> [Input rows]

=====

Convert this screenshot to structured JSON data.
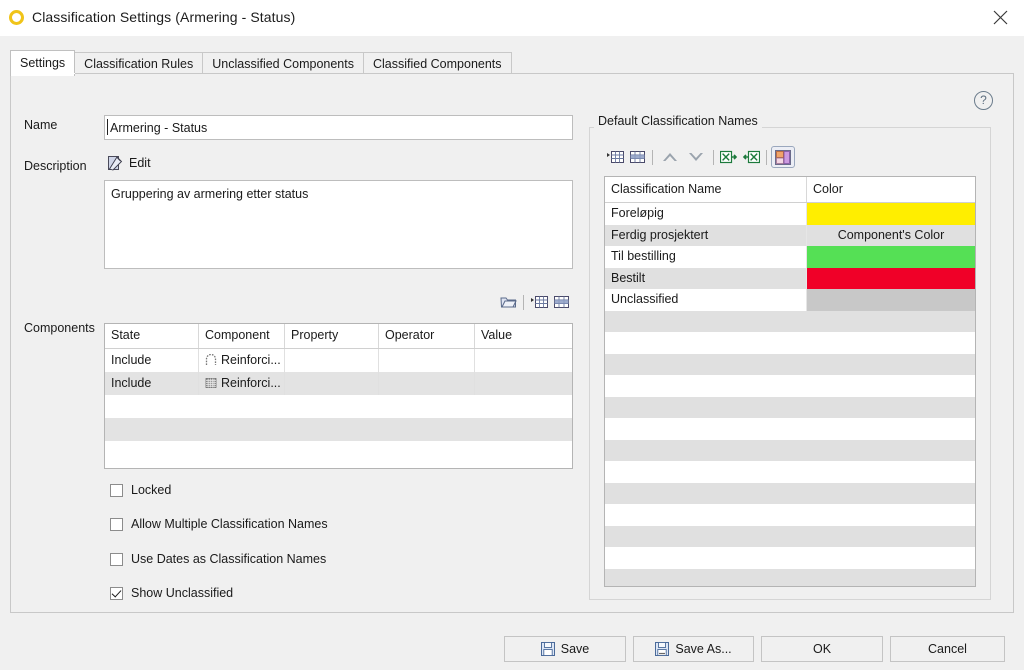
{
  "window": {
    "title": "Classification Settings (Armering - Status)",
    "icon": "yellow-ring-icon",
    "close_label": "✕"
  },
  "tabs": [
    {
      "label": "Settings",
      "active": true
    },
    {
      "label": "Classification Rules",
      "active": false
    },
    {
      "label": "Unclassified Components",
      "active": false
    },
    {
      "label": "Classified Components",
      "active": false
    }
  ],
  "help": {
    "glyph": "?"
  },
  "form": {
    "name_label": "Name",
    "name_value": "Armering - Status",
    "description_label": "Description",
    "edit_label": "Edit",
    "description_value": "Gruppering av armering etter status",
    "components_label": "Components"
  },
  "components_toolbar": [
    {
      "name": "open-folder-icon",
      "title": "Open"
    },
    {
      "name": "add-row-icon",
      "title": "Add Row"
    },
    {
      "name": "delete-row-icon",
      "title": "Delete Row"
    }
  ],
  "components_table": {
    "columns": [
      "State",
      "Component",
      "Property",
      "Operator",
      "Value"
    ],
    "rows": [
      {
        "state": "Include",
        "component": "Reinforci...",
        "icon": "stirrup-icon",
        "property": "",
        "operator": "",
        "value": "",
        "alt": false
      },
      {
        "state": "Include",
        "component": "Reinforci...",
        "icon": "mesh-icon",
        "property": "",
        "operator": "",
        "value": "",
        "alt": true
      }
    ],
    "empty_rows": 3
  },
  "checkboxes": [
    {
      "label": "Locked",
      "checked": false
    },
    {
      "label": "Allow Multiple Classification Names",
      "checked": false
    },
    {
      "label": "Use Dates as Classification Names",
      "checked": false
    },
    {
      "label": "Show Unclassified",
      "checked": true
    }
  ],
  "default_classification": {
    "group_title": "Default Classification Names",
    "toolbar": [
      {
        "name": "add-row-icon",
        "title": "Add Row"
      },
      {
        "name": "delete-row-icon",
        "title": "Delete Row"
      },
      {
        "name": "move-up-icon",
        "title": "Move Up"
      },
      {
        "name": "move-down-icon",
        "title": "Move Down"
      },
      {
        "name": "export-excel-icon",
        "title": "Export to Excel"
      },
      {
        "name": "import-excel-icon",
        "title": "Import from Excel"
      },
      {
        "name": "color-palette-icon",
        "title": "Colors",
        "pressed": true
      }
    ],
    "columns": [
      "Classification Name",
      "Color"
    ],
    "rows": [
      {
        "name": "Foreløpig",
        "color": "#ffee00",
        "color_text": "",
        "alt": false
      },
      {
        "name": "Ferdig prosjektert",
        "color": "",
        "color_text": "Component's Color",
        "alt": true
      },
      {
        "name": "Til bestilling",
        "color": "#55e055",
        "color_text": "",
        "alt": false
      },
      {
        "name": "Bestilt",
        "color": "#f00028",
        "color_text": "",
        "alt": true
      },
      {
        "name": "Unclassified",
        "color": "#c8c8c8",
        "color_text": "",
        "alt": false
      }
    ],
    "empty_rows": 13
  },
  "buttons": [
    {
      "label": "Save",
      "icon": "floppy-icon"
    },
    {
      "label": "Save As...",
      "icon": "floppy-dots-icon"
    },
    {
      "label": "OK",
      "icon": ""
    },
    {
      "label": "Cancel",
      "icon": ""
    }
  ],
  "colors": {
    "accent_yellow": "#ffee00",
    "accent_green": "#55e055",
    "accent_red": "#f00028",
    "unclassified_gray": "#c8c8c8",
    "window_bg": "#f0f0f0",
    "title_icon": "#f0c419"
  }
}
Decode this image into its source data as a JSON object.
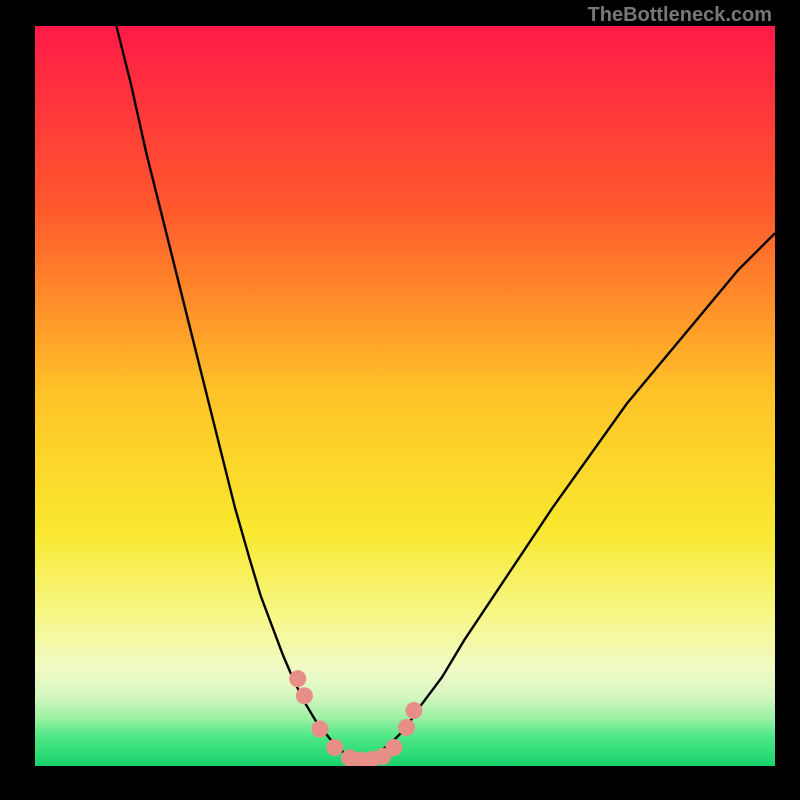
{
  "watermark": {
    "text": "TheBottleneck.com"
  },
  "colors": {
    "frame": "#000000",
    "curve": "#000000",
    "marker": "#e78f87",
    "wm": "#777777",
    "gradient_stops": [
      {
        "offset": 0.0,
        "color": "#ff1a47"
      },
      {
        "offset": 0.25,
        "color": "#ff5a2c"
      },
      {
        "offset": 0.5,
        "color": "#ffc428"
      },
      {
        "offset": 0.68,
        "color": "#f9e82e"
      },
      {
        "offset": 0.8,
        "color": "#f6f88a"
      },
      {
        "offset": 0.87,
        "color": "#f1fac7"
      },
      {
        "offset": 0.905,
        "color": "#d6f7c0"
      },
      {
        "offset": 0.935,
        "color": "#9df0a5"
      },
      {
        "offset": 0.96,
        "color": "#4fe886"
      },
      {
        "offset": 1.0,
        "color": "#17d26b"
      }
    ]
  },
  "chart_data": {
    "type": "line",
    "title": "",
    "xlabel": "",
    "ylabel": "",
    "xlim": [
      0,
      100
    ],
    "ylim": [
      0,
      100
    ],
    "series": [
      {
        "name": "left-curve",
        "x": [
          11,
          13,
          15,
          17,
          19,
          21,
          23,
          25,
          27,
          29,
          30.5,
          32,
          33.5,
          35,
          36.5,
          38,
          40,
          42,
          44.5
        ],
        "y": [
          100,
          92,
          83,
          75,
          67,
          59,
          51,
          43,
          35,
          28,
          23,
          19,
          15,
          11.5,
          8.5,
          6,
          3.5,
          1.5,
          0.8
        ]
      },
      {
        "name": "right-curve",
        "x": [
          44.5,
          46,
          48,
          50,
          52,
          55,
          58,
          62,
          66,
          70,
          75,
          80,
          85,
          90,
          95,
          100
        ],
        "y": [
          0.8,
          1.5,
          3,
          5,
          8,
          12,
          17,
          23,
          29,
          35,
          42,
          49,
          55,
          61,
          67,
          72
        ]
      }
    ],
    "markers": {
      "name": "highlight-dots",
      "x": [
        35.5,
        36.4,
        38.5,
        40.5,
        42.5,
        44.0,
        45.5,
        47.0,
        48.5,
        50.2,
        51.2
      ],
      "y": [
        11.8,
        9.5,
        5.0,
        2.5,
        1.1,
        0.8,
        0.9,
        1.3,
        2.5,
        5.2,
        7.5
      ]
    }
  }
}
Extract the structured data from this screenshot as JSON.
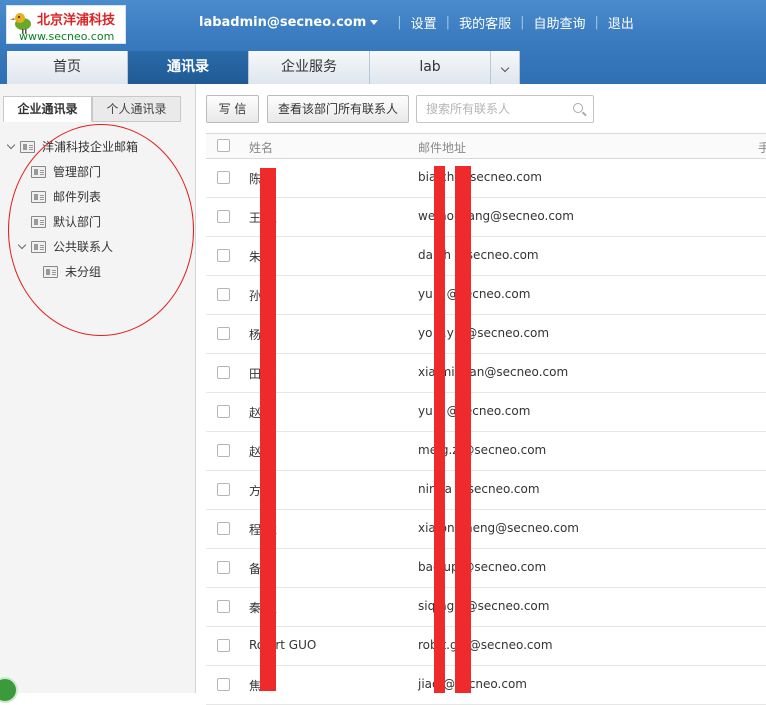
{
  "logo": {
    "company": "北京洋浦科技",
    "url": "www.secneo.com"
  },
  "topnav": {
    "email": "labadmin@secneo.com",
    "links": [
      "设置",
      "我的客服",
      "自助查询",
      "退出"
    ]
  },
  "tabs": [
    "首页",
    "通讯录",
    "企业服务",
    "lab"
  ],
  "sidebar": {
    "subtabs": [
      "企业通讯录",
      "个人通讯录"
    ],
    "tree": [
      "洋浦科技企业邮箱",
      "管理部门",
      "邮件列表",
      "默认部门",
      "公共联系人",
      "未分组"
    ]
  },
  "toolbar": {
    "write": "写 信",
    "view_all": "查看该部门所有联系人",
    "search_placeholder": "搜索所有联系人"
  },
  "table": {
    "headers": {
      "name": "姓名",
      "email": "邮件地址",
      "extra": "手"
    },
    "rows": [
      {
        "name": "陈",
        "email": "bia     ch     @secneo.com"
      },
      {
        "name": "王   红",
        "email": "we     ho     wang@secneo.com"
      },
      {
        "name": "朱",
        "email": "da     ch     @secneo.com"
      },
      {
        "name": "孙",
        "email": "yu.s     @secneo.com"
      },
      {
        "name": "杨   利",
        "email": "yo     li.y     g@secneo.com"
      },
      {
        "name": "田   宁",
        "email": "xia     min     ian@secneo.com"
      },
      {
        "name": "赵",
        "email": "yu.z     @secneo.com"
      },
      {
        "name": "赵",
        "email": "me     g.z     @secneo.com"
      },
      {
        "name": "方",
        "email": "nin     fa     @secneo.com"
      },
      {
        "name": "程   龙",
        "email": "xia     on     cheng@secneo.com"
      },
      {
        "name": "备",
        "email": "bac     up     @secneo.com"
      },
      {
        "name": "秦   强",
        "email": "siq     ng     n@secneo.com"
      },
      {
        "name": "Ro   ert GUO",
        "email": "rob     t.g     o@secneo.com"
      },
      {
        "name": "焦",
        "email": "jiao     @secneo.com"
      }
    ]
  }
}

=====

> [What the task requires] Transcribe the listing above verbatim. Omit the pictures.

> [Solution]
Convert this screenshot to structured JSON data.
{
  "window": {
    "title": "Classification Settings (Armering - Status)",
    "icon": "yellow-ring-icon",
    "close_label": "✕"
  },
  "tabs": [
    {
      "label": "Settings",
      "active": true
    },
    {
      "label": "Classification Rules",
      "active": false
    },
    {
      "label": "Unclassified Components",
      "active": false
    },
    {
      "label": "Classified Components",
      "active": false
    }
  ],
  "help": {
    "glyph": "?"
  },
  "form": {
    "name_label": "Name",
    "name_value": "Armering - Status",
    "description_label": "Description",
    "edit_label": "Edit",
    "description_value": "Gruppering av armering etter status",
    "components_label": "Components"
  },
  "components_toolbar": [
    {
      "name": "open-folder-icon",
      "title": "Open"
    },
    {
      "name": "add-row-icon",
      "title": "Add Row"
    },
    {
      "name": "delete-row-icon",
      "title": "Delete Row"
    }
  ],
  "components_table": {
    "columns": [
      "State",
      "Component",
      "Property",
      "Operator",
      "Value"
    ],
    "rows": [
      {
        "state": "Include",
        "component": "Reinforci...",
        "icon": "stirrup-icon",
        "property": "",
        "operator": "",
        "value": "",
        "alt": false
      },
      {
        "state": "Include",
        "component": "Reinforci...",
        "icon": "mesh-icon",
        "property": "",
        "operator": "",
        "value": "",
        "alt": true
      }
    ],
    "empty_rows": 3
  },
  "checkboxes": [
    {
      "label": "Locked",
      "checked": false
    },
    {
      "label": "Allow Multiple Classification Names",
      "checked": false
    },
    {
      "label": "Use Dates as Classification Names",
      "checked": false
    },
    {
      "label": "Show Unclassified",
      "checked": true
    }
  ],
  "default_classification": {
    "group_title": "Default Classification Names",
    "toolbar": [
      {
        "name": "add-row-icon",
        "title": "Add Row"
      },
      {
        "name": "delete-row-icon",
        "title": "Delete Row"
      },
      {
        "name": "move-up-icon",
        "title": "Move Up"
      },
      {
        "name": "move-down-icon",
        "title": "Move Down"
      },
      {
        "name": "export-excel-icon",
        "title": "Export to Excel"
      },
      {
        "name": "import-excel-icon",
        "title": "Import from Excel"
      },
      {
        "name": "color-palette-icon",
        "title": "Colors",
        "pressed": true
      }
    ],
    "columns": [
      "Classification Name",
      "Color"
    ],
    "rows": [
      {
        "name": "Foreløpig",
        "color": "#ffee00",
        "color_text": "",
        "alt": false
      },
      {
        "name": "Ferdig prosjektert",
        "color": "",
        "color_text": "Component's Color",
        "alt": true
      },
      {
        "name": "Til bestilling",
        "color": "#55e055",
        "color_text": "",
        "alt": false
      },
      {
        "name": "Bestilt",
        "color": "#f00028",
        "color_text": "",
        "alt": true
      },
      {
        "name": "Unclassified",
        "color": "#c8c8c8",
        "color_text": "",
        "alt": false
      }
    ],
    "empty_rows": 13
  },
  "buttons": [
    {
      "label": "Save",
      "icon": "floppy-icon"
    },
    {
      "label": "Save As...",
      "icon": "floppy-dots-icon"
    },
    {
      "label": "OK",
      "icon": ""
    },
    {
      "label": "Cancel",
      "icon": ""
    }
  ],
  "colors": {
    "accent_yellow": "#ffee00",
    "accent_green": "#55e055",
    "accent_red": "#f00028",
    "unclassified_gray": "#c8c8c8",
    "window_bg": "#f0f0f0",
    "title_icon": "#f0c419"
  }
}
Decode this image into its source data as a JSON object.
{
  "watermark": {
    "text": "TheBottleneck.com"
  },
  "colors": {
    "frame": "#000000",
    "curve": "#000000",
    "marker": "#e78f87",
    "wm": "#777777",
    "gradient_stops": [
      {
        "offset": 0.0,
        "color": "#ff1a47"
      },
      {
        "offset": 0.25,
        "color": "#ff5a2c"
      },
      {
        "offset": 0.5,
        "color": "#ffc428"
      },
      {
        "offset": 0.68,
        "color": "#f9e82e"
      },
      {
        "offset": 0.8,
        "color": "#f6f88a"
      },
      {
        "offset": 0.87,
        "color": "#f1fac7"
      },
      {
        "offset": 0.905,
        "color": "#d6f7c0"
      },
      {
        "offset": 0.935,
        "color": "#9df0a5"
      },
      {
        "offset": 0.96,
        "color": "#4fe886"
      },
      {
        "offset": 1.0,
        "color": "#17d26b"
      }
    ]
  },
  "chart_data": {
    "type": "line",
    "title": "",
    "xlabel": "",
    "ylabel": "",
    "xlim": [
      0,
      100
    ],
    "ylim": [
      0,
      100
    ],
    "series": [
      {
        "name": "left-curve",
        "x": [
          11,
          13,
          15,
          17,
          19,
          21,
          23,
          25,
          27,
          29,
          30.5,
          32,
          33.5,
          35,
          36.5,
          38,
          40,
          42,
          44.5
        ],
        "y": [
          100,
          92,
          83,
          75,
          67,
          59,
          51,
          43,
          35,
          28,
          23,
          19,
          15,
          11.5,
          8.5,
          6,
          3.5,
          1.5,
          0.8
        ]
      },
      {
        "name": "right-curve",
        "x": [
          44.5,
          46,
          48,
          50,
          52,
          55,
          58,
          62,
          66,
          70,
          75,
          80,
          85,
          90,
          95,
          100
        ],
        "y": [
          0.8,
          1.5,
          3,
          5,
          8,
          12,
          17,
          23,
          29,
          35,
          42,
          49,
          55,
          61,
          67,
          72
        ]
      }
    ],
    "markers": {
      "name": "highlight-dots",
      "x": [
        35.5,
        36.4,
        38.5,
        40.5,
        42.5,
        44.0,
        45.5,
        47.0,
        48.5,
        50.2,
        51.2
      ],
      "y": [
        11.8,
        9.5,
        5.0,
        2.5,
        1.1,
        0.8,
        0.9,
        1.3,
        2.5,
        5.2,
        7.5
      ]
    }
  }
}
Extract the structured data from this screenshot as JSON.
{
  "logo": {
    "company": "北京洋浦科技",
    "url": "www.secneo.com"
  },
  "topnav": {
    "email": "labadmin@secneo.com",
    "links": [
      "设置",
      "我的客服",
      "自助查询",
      "退出"
    ]
  },
  "tabs": [
    "首页",
    "通讯录",
    "企业服务",
    "lab"
  ],
  "sidebar": {
    "subtabs": [
      "企业通讯录",
      "个人通讯录"
    ],
    "tree": [
      "洋浦科技企业邮箱",
      "管理部门",
      "邮件列表",
      "默认部门",
      "公共联系人",
      "未分组"
    ]
  },
  "toolbar": {
    "write": "写 信",
    "view_all": "查看该部门所有联系人",
    "search_placeholder": "搜索所有联系人"
  },
  "table": {
    "headers": {
      "name": "姓名",
      "email": "邮件地址",
      "extra": "手"
    },
    "rows": [
      {
        "name": "陈",
        "email": "bia     ch     @secneo.com"
      },
      {
        "name": "王   红",
        "email": "we     ho     wang@secneo.com"
      },
      {
        "name": "朱",
        "email": "da     ch     @secneo.com"
      },
      {
        "name": "孙",
        "email": "yu.s     @secneo.com"
      },
      {
        "name": "杨   利",
        "email": "yo     li.y     g@secneo.com"
      },
      {
        "name": "田   宁",
        "email": "xia     min     ian@secneo.com"
      },
      {
        "name": "赵",
        "email": "yu.z     @secneo.com"
      },
      {
        "name": "赵",
        "email": "me     g.z     @secneo.com"
      },
      {
        "name": "方",
        "email": "nin     fa     @secneo.com"
      },
      {
        "name": "程   龙",
        "email": "xia     on     cheng@secneo.com"
      },
      {
        "name": "备",
        "email": "bac     up     @secneo.com"
      },
      {
        "name": "秦   强",
        "email": "siq     ng     n@secneo.com"
      },
      {
        "name": "Ro   ert GUO",
        "email": "rob     t.g     o@secneo.com"
      },
      {
        "name": "焦",
        "email": "jiao     @secneo.com"
      }
    ]
  }
}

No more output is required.